* Begin Listing *
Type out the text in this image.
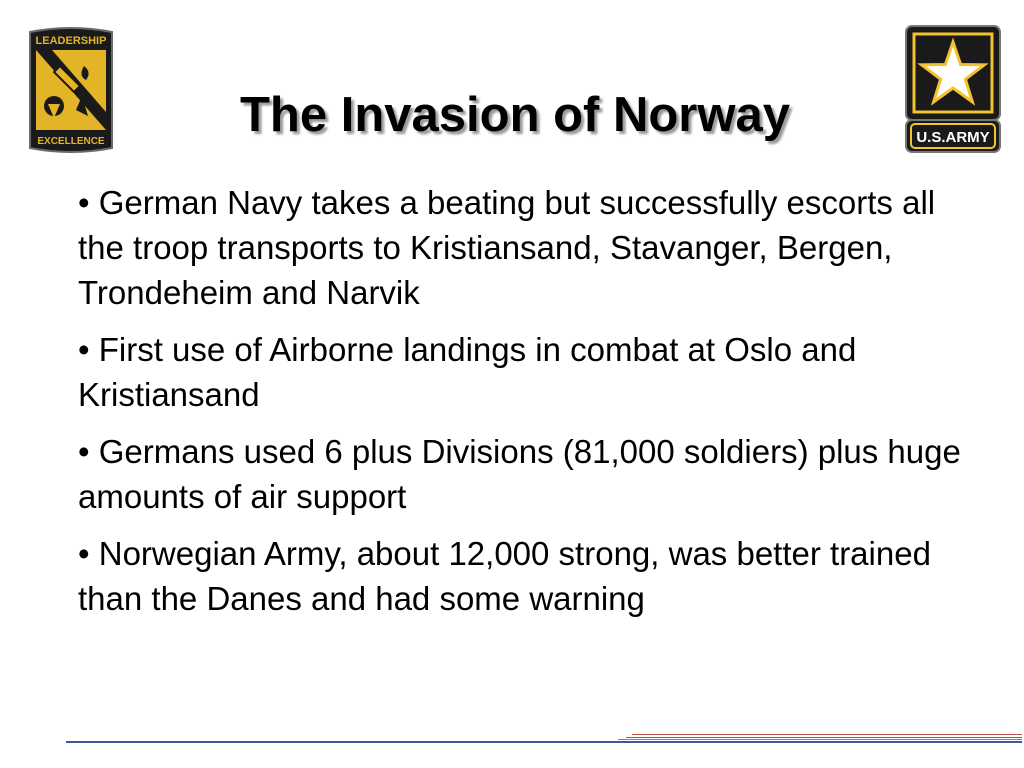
LEADERSHIP
EXCELLENCE	The Invasion of Norway	U.S.ARMY
• German Navy takes a beating but successfully escorts all the troop transports to Kristiansand, Stavanger, Bergen, Trondeheim and Narvik
• First use of Airborne landings in combat at Oslo and Kristiansand
• Germans used 6 plus Divisions (81,000 soldiers) plus huge amounts of air support
• Norwegian Army, about 12,000 strong, was better trained than the Danes and had some warning
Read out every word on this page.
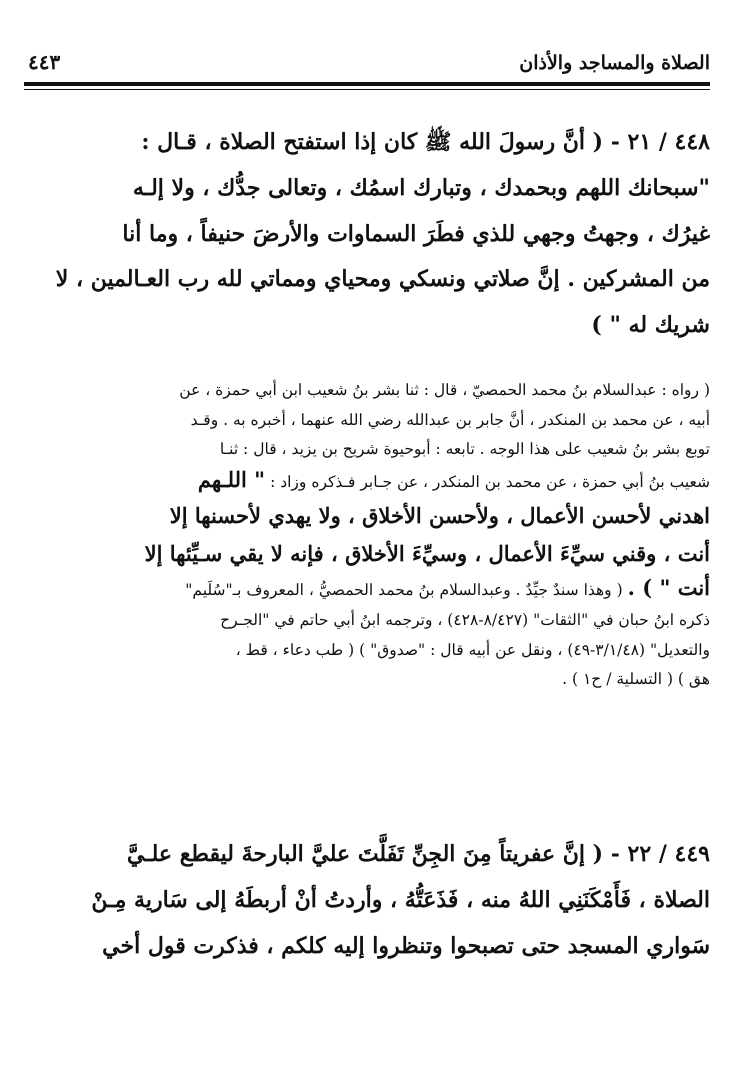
الصلاة والمساجد والأذان
٤٤٣
٤٤٨ / ٢١ - ( أنَّ رسولَ الله ﷺ كان إذا استفتح الصلاة ، قـال :
"سبحانك اللهم وبحمدك ، وتبارك اسمُك ، وتعالى جدُّك ، ولا إلـه
غيرُك ، وجهتُ وجهي للذي فطَرَ السماوات والأرضَ حنيفاً ، وما أنا
من المشركين . إنَّ صلاتي ونسكي ومحياي ومماتي لله رب العـالمين ، لا
شريك له " )
( رواه : عبدالسلام بنُ محمد الحمصيّ ، قال : ثنا بشر بنُ شعيب ابن أبي حمزة ، عن
أبيه ، عن محمد بن المنكدر ، أنَّ جابر بن عبدالله رضي الله عنهما ، أخبره به . وقـد
توبع بشر بنُ شعيب على هذا الوجه . تابعه : أبوحيوة شريح بن يزيد ، قال : ثنـا
شعيب بنُ أبي حمزة ، عن محمد بن المنكدر ، عن جـابر فـذكره وزاد : " اللـهم
اهدني لأحسن الأعمال ، ولأحسن الأخلاق ، ولا يهدي لأحسنها إلا
أنت ، وقني سيِّءَ الأعمال ، وسيِّءَ الأخلاق ، فإنه لا يقي سـيِّئها إلا
أنت " ) . ( وهذا سندٌ جيِّدٌ . وعبدالسلام بنُ محمد الحمصيُّ ، المعروف بـ"سُلَيم"
ذكره ابنُ حبان في "الثقات" (٨/٤٢٧-٤٢٨) ، وترجمه ابنُ أبي حاتم في "الجـرح
والتعديل" (٣/١/٤٨-٤٩) ، ونقل عن أبيه قال : "صدوق" ) ( طب دعاء ، قط ،
هق ) ( التسلية / ح١ ) .
٤٤٩ / ٢٢ - ( إنَّ عفريتاً مِنَ الجِنِّ تَفَلَّتَ عليَّ البارحةَ ليقطع علـيَّ
الصلاة ، فَأَمْكَنَنِي اللهُ منه ، فَذَعَتُّهُ ، وأردتُ أنْ أربطَهُ إلى سَارية مِـنْ
سَواري المسجد حتى تصبحوا وتنظروا إليه كلكم ، فذكرت قول أخي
* End Listing *
### Aim
Every entry must be transcribed exactly. Pictures do not belong in the copy.

### Full response
Type out the text in this image.
LEADERSHIP
EXCELLENCE	The Invasion of Norway	U.S.ARMY
• German Navy takes a beating but successfully escorts all the troop transports to Kristiansand, Stavanger, Bergen, Trondeheim and Narvik
• First use of Airborne landings in combat at Oslo and Kristiansand
• Germans used 6 plus Divisions (81,000 soldiers) plus huge amounts of air support
• Norwegian Army, about 12,000 strong, was better trained than the Danes and had some warning
Read out every word on this page.
الصلاة والمساجد والأذان
٤٤٣
٤٤٨ / ٢١ - ( أنَّ رسولَ الله ﷺ كان إذا استفتح الصلاة ، قـال :
"سبحانك اللهم وبحمدك ، وتبارك اسمُك ، وتعالى جدُّك ، ولا إلـه
غيرُك ، وجهتُ وجهي للذي فطَرَ السماوات والأرضَ حنيفاً ، وما أنا
من المشركين . إنَّ صلاتي ونسكي ومحياي ومماتي لله رب العـالمين ، لا
شريك له " )
( رواه : عبدالسلام بنُ محمد الحمصيّ ، قال : ثنا بشر بنُ شعيب ابن أبي حمزة ، عن
أبيه ، عن محمد بن المنكدر ، أنَّ جابر بن عبدالله رضي الله عنهما ، أخبره به . وقـد
توبع بشر بنُ شعيب على هذا الوجه . تابعه : أبوحيوة شريح بن يزيد ، قال : ثنـا
شعيب بنُ أبي حمزة ، عن محمد بن المنكدر ، عن جـابر فـذكره وزاد : " اللـهم
اهدني لأحسن الأعمال ، ولأحسن الأخلاق ، ولا يهدي لأحسنها إلا
أنت ، وقني سيِّءَ الأعمال ، وسيِّءَ الأخلاق ، فإنه لا يقي سـيِّئها إلا
أنت " ) . ( وهذا سندٌ جيِّدٌ . وعبدالسلام بنُ محمد الحمصيُّ ، المعروف بـ"سُلَيم"
ذكره ابنُ حبان في "الثقات" (٨/٤٢٧-٤٢٨) ، وترجمه ابنُ أبي حاتم في "الجـرح
والتعديل" (٣/١/٤٨-٤٩) ، ونقل عن أبيه قال : "صدوق" ) ( طب دعاء ، قط ،
هق ) ( التسلية / ح١ ) .
٤٤٩ / ٢٢ - ( إنَّ عفريتاً مِنَ الجِنِّ تَفَلَّتَ عليَّ البارحةَ ليقطع علـيَّ
الصلاة ، فَأَمْكَنَنِي اللهُ منه ، فَذَعَتُّهُ ، وأردتُ أنْ أربطَهُ إلى سَارية مِـنْ
سَواري المسجد حتى تصبحوا وتنظروا إليه كلكم ، فذكرت قول أخي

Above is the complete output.